__WRITTEN REQUEST__:
Convert every line of the rows below into a JSON list of strings, one string per line, skipping blank lines. Leave the pictures out.

Element-and-box listings:
____

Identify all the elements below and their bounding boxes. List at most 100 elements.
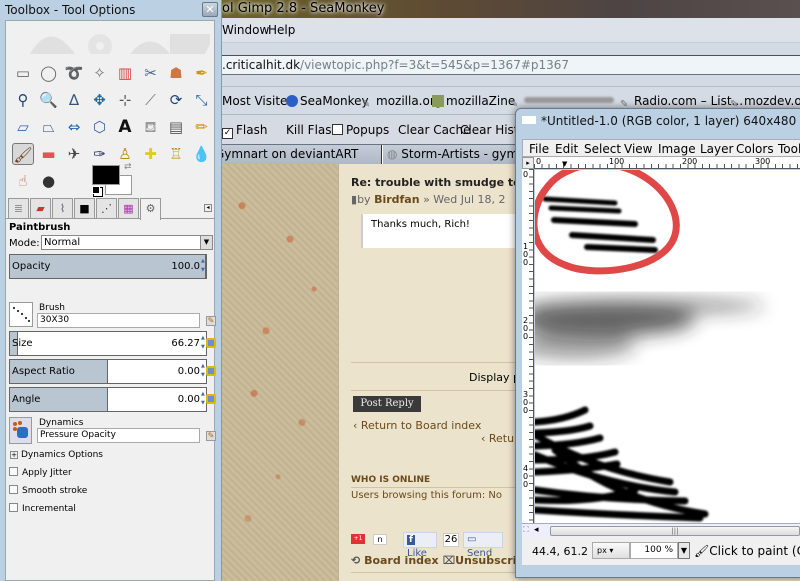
bookmark-mozilla-org[interactable]: ✎ mozilla.org	[362, 94, 442, 111]
mode-select[interactable]: Normal ▼	[41, 235, 213, 250]
swap-colors-icon[interactable]: ⇄	[124, 162, 132, 172]
edit-dynamics-icon[interactable]: ✎	[206, 431, 216, 441]
angle-slider[interactable]: Angle 0.00 ▲ ▼	[9, 387, 207, 412]
zoom-dropdown-button[interactable]: ▼	[678, 542, 690, 559]
bookmark-most-visited[interactable]: Most Visited	[222, 94, 295, 108]
horizontal-scrollbar[interactable]: ⛶ ◂ |||	[522, 523, 800, 537]
checkbox[interactable]	[9, 485, 18, 494]
perspective-clone-tool-button[interactable]: ♖	[165, 143, 187, 165]
opacity-slider[interactable]: Opacity 100.0 ▲ ▼	[9, 254, 207, 279]
rect-select-tool-button[interactable]: ▭	[12, 62, 34, 84]
gimp-menu-edit[interactable]: Edit	[555, 142, 578, 156]
pencil-tool-button[interactable]: ✏	[191, 116, 213, 138]
tool-options-tab[interactable]: ⚙	[140, 198, 161, 220]
url-input[interactable]: .criticalhit.dk/viewtopic.php?f=3&t=545&…	[210, 55, 800, 75]
brush-preview[interactable]	[9, 302, 33, 327]
navigate-icon[interactable]: ⛶	[523, 525, 529, 535]
heal-tool-button[interactable]: ✚	[140, 143, 162, 165]
return-board-index-link[interactable]: ‹ Return to Board index	[353, 419, 481, 432]
facebook-like-button[interactable]: f Like	[403, 532, 437, 559]
post-title[interactable]: Re: trouble with smudge tool	[351, 176, 532, 189]
close-button[interactable]: ✕	[202, 2, 218, 17]
reset-angle-icon[interactable]	[206, 394, 216, 404]
image-canvas[interactable]	[535, 170, 800, 523]
gimp-menu-view[interactable]: View	[624, 142, 652, 156]
paintbrush-tool-button[interactable]: 🖌	[12, 143, 34, 165]
horizontal-ruler[interactable]: 0 100 200 300 ▼	[534, 157, 800, 169]
layers-tab[interactable]: ≣	[8, 198, 29, 219]
colors-tab[interactable]: ■	[74, 198, 95, 219]
quick-mask-toggle[interactable]: ▸	[522, 157, 534, 169]
crop-tool-button[interactable]: ⟋	[140, 89, 162, 111]
scissors-tool-button[interactable]: ✂	[140, 62, 162, 84]
airbrush-tool-button[interactable]: ✈	[63, 143, 85, 165]
gimp-menu-image[interactable]: Image	[658, 142, 696, 156]
chevron-down-icon[interactable]: ▼	[200, 236, 212, 249]
gimp-menu-select[interactable]: Select	[584, 142, 621, 156]
color-picker-tool-button[interactable]: ⚲	[12, 89, 34, 111]
scrollbar-thumb[interactable]: |||	[550, 526, 800, 536]
measure-tool-button[interactable]: ∆	[63, 89, 85, 111]
reset-size-icon[interactable]	[206, 338, 216, 348]
board-index-link[interactable]: Board index	[364, 554, 439, 567]
zoom-tool-button[interactable]: 🔍	[38, 89, 60, 111]
bookmark-seamonkey[interactable]: SeaMonkey	[286, 94, 369, 108]
unit-select[interactable]: px ▾	[592, 542, 630, 559]
aspect-ratio-slider[interactable]: Aspect Ratio 0.00 ▲ ▼	[9, 359, 207, 384]
checkbox[interactable]	[9, 503, 18, 512]
bucket-fill-tool-button[interactable]: ⛾	[140, 116, 162, 138]
free-select-tool-button[interactable]: ➰	[63, 62, 85, 84]
dodge-burn-tool-button[interactable]: ●	[38, 170, 60, 192]
post-author[interactable]: Birdfan	[374, 193, 420, 206]
menu-help[interactable]: Help	[268, 23, 295, 37]
facebook-send-button[interactable]: ▭ Send	[463, 532, 503, 559]
gimp-menu-layer[interactable]: Layer	[700, 142, 733, 156]
palette-tab[interactable]: ▦	[118, 198, 139, 219]
post-reply-button[interactable]: Post Reply	[353, 396, 421, 412]
spin-buttons[interactable]: ▲ ▼	[201, 257, 207, 277]
smooth-stroke-checkbox[interactable]: Smooth stroke	[9, 485, 87, 496]
return-link[interactable]: ‹ Retur	[481, 432, 519, 445]
size-slider[interactable]: Size 66.27 ▲ ▼	[9, 331, 207, 356]
channels-tab[interactable]: ▰	[30, 198, 51, 219]
tab-storm-artists[interactable]: ◍ Storm-Artists - gymna	[382, 145, 522, 164]
gimp-menu-colors[interactable]: Colors	[736, 142, 774, 156]
align-tool-button[interactable]: ⊹	[114, 89, 136, 111]
eraser-tool-button[interactable]: ▬	[38, 143, 60, 165]
scroll-left-icon[interactable]: ◂	[534, 525, 539, 535]
reset-aspect-icon[interactable]	[206, 366, 216, 376]
flip-tool-button[interactable]: ⇔	[63, 116, 85, 138]
foreground-color[interactable]	[92, 165, 120, 185]
unsubscribe-link[interactable]: Unsubscrib	[455, 554, 524, 567]
move-tool-button[interactable]: ✥	[89, 89, 111, 111]
brush-name-field[interactable]: 30X30	[37, 313, 200, 328]
gimp-menu-tools[interactable]: Tools	[778, 142, 800, 156]
paths-tab[interactable]: ⌇	[52, 198, 73, 219]
flash-checkbox[interactable]: ✓	[222, 128, 233, 139]
tab-gymnart[interactable]: Gymnart on deviantART	[210, 145, 382, 164]
checkbox[interactable]	[9, 467, 18, 476]
foreground-select-tool-button[interactable]: ☗	[165, 62, 187, 84]
zoom-input[interactable]: 100 %	[630, 542, 678, 559]
dynamics-preview[interactable]	[9, 417, 32, 444]
brushes-tab[interactable]: ⋰	[96, 198, 117, 219]
perspective-tool-button[interactable]: ⏢	[38, 116, 60, 138]
dynamics-name-field[interactable]: Pressure Opacity	[37, 428, 200, 443]
dynamics-options-expander[interactable]: + Dynamics Options	[10, 450, 103, 460]
gimp-menu-file[interactable]: File	[529, 142, 549, 156]
bookmark-mozillazine[interactable]: mozillaZine	[432, 94, 515, 108]
blur-sharpen-tool-button[interactable]: 💧	[191, 143, 213, 165]
select-by-color-tool-button[interactable]: ▥	[114, 62, 136, 84]
blend-tool-button[interactable]: ▤	[165, 116, 187, 138]
fuzzy-select-tool-button[interactable]: ✧	[89, 62, 111, 84]
default-colors-icon[interactable]	[92, 186, 100, 194]
rotate-tool-button[interactable]: ⟳	[165, 89, 187, 111]
flash-toggle[interactable]: ✓ Flash	[222, 123, 267, 139]
shear-tool-button[interactable]: ▱	[12, 116, 34, 138]
vertical-ruler[interactable]: 0 100 200 300 400	[522, 169, 534, 523]
scale-tool-button[interactable]: ⤡	[191, 89, 213, 111]
ink-tool-button[interactable]: ✑	[89, 143, 111, 165]
ellipse-select-tool-button[interactable]: ◯	[38, 62, 60, 84]
incremental-checkbox[interactable]: Incremental	[9, 503, 76, 514]
apply-jitter-checkbox[interactable]: Apply Jitter	[9, 467, 72, 478]
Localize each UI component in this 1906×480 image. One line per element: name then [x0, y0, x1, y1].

____

__FINISHED TASK__:
[
  "Identify all the elements below and their bounding boxes. List at most 100 elements.",
  "bookmark-mozilla-org[interactable]: ✎ mozilla.org\t[362, 94, 442, 111]",
  "mode-select[interactable]: Normal ▼\t[41, 235, 213, 250]",
  "swap-colors-icon[interactable]: ⇄\t[124, 162, 132, 172]",
  "edit-dynamics-icon[interactable]: ✎\t[206, 431, 216, 441]",
  "angle-slider[interactable]: Angle 0.00 ▲ ▼\t[9, 387, 207, 412]",
  "zoom-dropdown-button[interactable]: ▼\t[678, 542, 690, 559]",
  "bookmark-most-visited[interactable]: Most Visited\t[222, 94, 295, 108]",
  "horizontal-scrollbar[interactable]: ⛶ ◂ |||\t[522, 523, 800, 537]",
  "checkbox[interactable]\t[9, 485, 18, 494]",
  "perspective-clone-tool-button[interactable]: ♖\t[165, 143, 187, 165]",
  "opacity-slider[interactable]: Opacity 100.0 ▲ ▼\t[9, 254, 207, 279]",
  "rect-select-tool-button[interactable]: ▭\t[12, 62, 34, 84]",
  "gimp-menu-edit[interactable]: Edit\t[555, 142, 578, 156]",
  "pencil-tool-button[interactable]: ✏\t[191, 116, 213, 138]",
  "tool-options-tab[interactable]: ⚙\t[140, 198, 161, 220]",
  "url-input[interactable]: .criticalhit.dk/viewtopic.php?f=3&t=545&…\t[210, 55, 800, 75]",
  "brush-preview[interactable]\t[9, 302, 33, 327]",
  "navigate-icon[interactable]: ⛶\t[523, 525, 529, 535]",
  "heal-tool-button[interactable]: ✚\t[140, 143, 162, 165]",
  "return-board-index-link[interactable]: ‹ Return to Board index\t[353, 419, 481, 432]",
  "facebook-like-button[interactable]: f Like\t[403, 532, 437, 559]",
  "post-title[interactable]: Re: trouble with smudge tool\t[351, 176, 532, 189]",
  "close-button[interactable]: ✕\t[202, 2, 218, 17]",
  "reset-angle-icon[interactable]\t[206, 394, 216, 404]",
  "image-canvas[interactable]\t[535, 170, 800, 523]",
  "gimp-menu-view[interactable]: View\t[624, 142, 652, 156]",
  "paintbrush-tool-button[interactable]: 🖌\t[12, 143, 34, 165]",
  "horizontal-ruler[interactable]: 0 100 200 300 ▼\t[534, 157, 800, 169]",
  "layers-tab[interactable]: ≣\t[8, 198, 29, 219]",
  "colors-tab[interactable]: ■\t[74, 198, 95, 219]",
  "quick-mask-toggle[interactable]: ▸\t[522, 157, 534, 169]",
  "crop-tool-button[interactable]: ⟋\t[140, 89, 162, 111]",
  "scissors-tool-button[interactable]: ✂\t[140, 62, 162, 84]",
  "airbrush-tool-button[interactable]: ✈\t[63, 143, 85, 165]",
  "gimp-menu-image[interactable]: Image\t[658, 142, 696, 156]",
  "chevron-down-icon[interactable]: ▼\t[200, 236, 212, 249]",
  "gimp-menu-select[interactable]: Select\t[584, 142, 621, 156]",
  "color-picker-tool-button[interactable]: ⚲\t[12, 89, 34, 111]",
  "scrollbar-thumb[interactable]: |||\t[550, 526, 800, 536]",
  "measure-tool-button[interactable]: ∆\t[63, 89, 85, 111]",
  "reset-size-icon[interactable]\t[206, 338, 216, 348]",
  "board-index-link[interactable]: Board index\t[364, 554, 439, 567]",
  "zoom-tool-button[interactable]: 🔍\t[38, 89, 60, 111]",
  "bookmark-seamonkey[interactable]: SeaMonkey\t[286, 94, 369, 108]",
  "unit-select[interactable]: px ▾\t[592, 542, 630, 559]",
  "aspect-ratio-slider[interactable]: Aspect Ratio 0.00 ▲ ▼\t[9, 359, 207, 384]",
  "checkbox[interactable]\t[9, 503, 18, 512]",
  "bucket-fill-tool-button[interactable]: ⛾\t[140, 116, 162, 138]",
  "free-select-tool-button[interactable]: ➰\t[63, 62, 85, 84]",
  "dodge-burn-tool-button[interactable]: ●\t[38, 170, 60, 192]",
  "post-author[interactable]: Birdfan\t[374, 193, 420, 206]",
  "menu-help[interactable]: Help\t[268, 23, 295, 37]",
  "facebook-send-button[interactable]: ▭ Send\t[463, 532, 503, 559]",
  "gimp-menu-layer[interactable]: Layer\t[700, 142, 733, 156]",
  "palette-tab[interactable]: ▦\t[118, 198, 139, 219]",
  "post-reply-button[interactable]: Post Reply\t[353, 396, 421, 412]",
  "spin-buttons[interactable]: ▲ ▼\t[201, 257, 207, 277]",
  "smooth-stroke-checkbox[interactable]: Smooth stroke\t[9, 485, 87, 496]",
  "return-link[interactable]: ‹ Retur\t[481, 432, 519, 445]",
  "size-slider[interactable]: Size 66.27 ▲ ▼\t[9, 331, 207, 356]",
  "channels-tab[interactable]: ▰\t[30, 198, 51, 219]",
  "tab-storm-artists[interactable]: ◍ Storm-Artists - gymna\t[382, 145, 522, 164]",
  "gimp-menu-colors[interactable]: Colors\t[736, 142, 774, 156]",
  "align-tool-button[interactable]: ⊹\t[114, 89, 136, 111]",
  "eraser-tool-button[interactable]: ▬\t[38, 143, 60, 165]",
  "scroll-left-icon[interactable]: ◂\t[534, 525, 539, 535]",
  "reset-aspect-icon[interactable]\t[206, 366, 216, 376]",
  "flip-tool-button[interactable]: ⇔\t[63, 116, 85, 138]",
  "foreground-color[interactable]\t[92, 165, 120, 185]",
  "unsubscribe-link[interactable]: Unsubscrib\t[455, 554, 524, 567]",
  "move-tool-button[interactable]: ✥\t[89, 89, 111, 111]",
  "brush-name-field[interactable]: 30X30\t[37, 313, 200, 328]",
  "gimp-menu-tools[interactable]: Tools\t[778, 142, 800, 156]",
  "paths-tab[interactable]: ⌇\t[52, 198, 73, 219]",
  "flash-checkbox[interactable]: ✓\t[222, 128, 233, 139]",
  "tab-gymnart[interactable]: Gymnart on deviantART\t[210, 145, 382, 164]",
  "checkbox[interactable]\t[9, 467, 18, 476]",
  "foreground-select-tool-button[interactable]: ☗\t[165, 62, 187, 84]",
  "zoom-input[interactable]: 100 %\t[630, 542, 678, 559]",
  "dynamics-preview[interactable]\t[9, 417, 32, 444]",
  "brushes-tab[interactable]: ⋰\t[96, 198, 117, 219]",
  "perspective-tool-button[interactable]: ⏢\t[38, 116, 60, 138]",
  "dynamics-name-field[interactable]: Pressure Opacity\t[37, 428, 200, 443]",
  "dynamics-options-expander[interactable]: + Dynamics Options\t[10, 450, 103, 460]",
  "gimp-menu-file[interactable]: File\t[529, 142, 549, 156]",
  "bookmark-mozillazine[interactable]: mozillaZine\t[432, 94, 515, 108]",
  "blur-sharpen-tool-button[interactable]: 💧\t[191, 143, 213, 165]",
  "select-by-color-tool-button[interactable]: ▥\t[114, 62, 136, 84]",
  "blend-tool-button[interactable]: ▤\t[165, 116, 187, 138]",
  "fuzzy-select-tool-button[interactable]: ✧\t[89, 62, 111, 84]",
  "default-colors-icon[interactable]\t[92, 186, 100, 194]",
  "rotate-tool-button[interactable]: ⟳\t[165, 89, 187, 111]",
  "flash-toggle[interactable]: ✓ Flash\t[222, 123, 267, 139]",
  "shear-tool-button[interactable]: ▱\t[12, 116, 34, 138]",
  "vertical-ruler[interactable]: 0 100 200 300 400\t[522, 169, 534, 523]",
  "scale-tool-button[interactable]: ⤡\t[191, 89, 213, 111]",
  "ink-tool-button[interactable]: ✑\t[89, 143, 111, 165]",
  "ellipse-select-tool-button[interactable]: ◯\t[38, 62, 60, 84]",
  "incremental-checkbox[interactable]: Incremental\t[9, 503, 76, 514]",
  "apply-jitter-checkbox[interactable]: Apply Jitter\t[9, 467, 72, 478]",
  "Localize each UI component in this 1906×480 image. One line per element: name then [x0, y0, x1, y1]."
]